Given exercise:
Every entry that follows should be reproduced exactly.

Task input:

** Begin **

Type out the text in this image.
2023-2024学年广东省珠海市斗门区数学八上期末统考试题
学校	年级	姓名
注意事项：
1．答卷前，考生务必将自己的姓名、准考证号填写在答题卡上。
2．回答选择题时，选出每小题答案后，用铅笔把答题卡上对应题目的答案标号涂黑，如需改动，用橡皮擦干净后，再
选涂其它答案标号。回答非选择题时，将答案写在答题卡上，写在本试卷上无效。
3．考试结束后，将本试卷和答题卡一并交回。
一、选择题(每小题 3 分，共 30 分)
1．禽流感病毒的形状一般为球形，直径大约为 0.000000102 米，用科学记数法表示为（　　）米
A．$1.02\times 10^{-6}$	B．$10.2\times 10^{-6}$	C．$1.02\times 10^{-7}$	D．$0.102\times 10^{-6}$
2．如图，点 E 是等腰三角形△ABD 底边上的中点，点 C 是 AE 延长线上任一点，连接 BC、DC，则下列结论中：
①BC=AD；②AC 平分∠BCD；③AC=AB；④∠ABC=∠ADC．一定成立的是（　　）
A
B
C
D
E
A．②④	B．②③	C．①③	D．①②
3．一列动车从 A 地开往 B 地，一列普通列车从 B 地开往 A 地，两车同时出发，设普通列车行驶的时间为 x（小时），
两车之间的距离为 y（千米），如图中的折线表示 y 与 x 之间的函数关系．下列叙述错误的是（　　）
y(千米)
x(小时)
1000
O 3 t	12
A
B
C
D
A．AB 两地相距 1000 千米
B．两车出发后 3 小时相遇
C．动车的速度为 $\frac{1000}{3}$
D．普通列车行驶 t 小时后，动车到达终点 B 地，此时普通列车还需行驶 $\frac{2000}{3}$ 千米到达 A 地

** End **

Task result:
Type out the text in this image.
2023-2024学年广东省珠海市斗门区数学八上期末统考试题
学校	年级	姓名
注意事项：
1．答卷前，考生务必将自己的姓名、准考证号填写在答题卡上。
2．回答选择题时，选出每小题答案后，用铅笔把答题卡上对应题目的答案标号涂黑，如需改动，用橡皮擦干净后，再
选涂其它答案标号。回答非选择题时，将答案写在答题卡上，写在本试卷上无效。
3．考试结束后，将本试卷和答题卡一并交回。
一、选择题(每小题 3 分，共 30 分)
1．禽流感病毒的形状一般为球形，直径大约为 0.000000102 米，用科学记数法表示为（　　）米
A．$1.02\times 10^{-6}$	B．$10.2\times 10^{-6}$	C．$1.02\times 10^{-7}$	D．$0.102\times 10^{-6}$
2．如图，点 E 是等腰三角形△ABD 底边上的中点，点 C 是 AE 延长线上任一点，连接 BC、DC，则下列结论中：
①BC=AD；②AC 平分∠BCD；③AC=AB；④∠ABC=∠ADC．一定成立的是（　　）
A
B
C
D
E
A．②④	B．②③	C．①③	D．①②
3．一列动车从 A 地开往 B 地，一列普通列车从 B 地开往 A 地，两车同时出发，设普通列车行驶的时间为 x（小时），
两车之间的距离为 y（千米），如图中的折线表示 y 与 x 之间的函数关系．下列叙述错误的是（　　）
y(千米)
x(小时)
1000
O 3 t	12
A
B
C
D
A．AB 两地相距 1000 千米
B．两车出发后 3 小时相遇
C．动车的速度为 $\frac{1000}{3}$
D．普通列车行驶 t 小时后，动车到达终点 B 地，此时普通列车还需行驶 $\frac{2000}{3}$ 千米到达 A 地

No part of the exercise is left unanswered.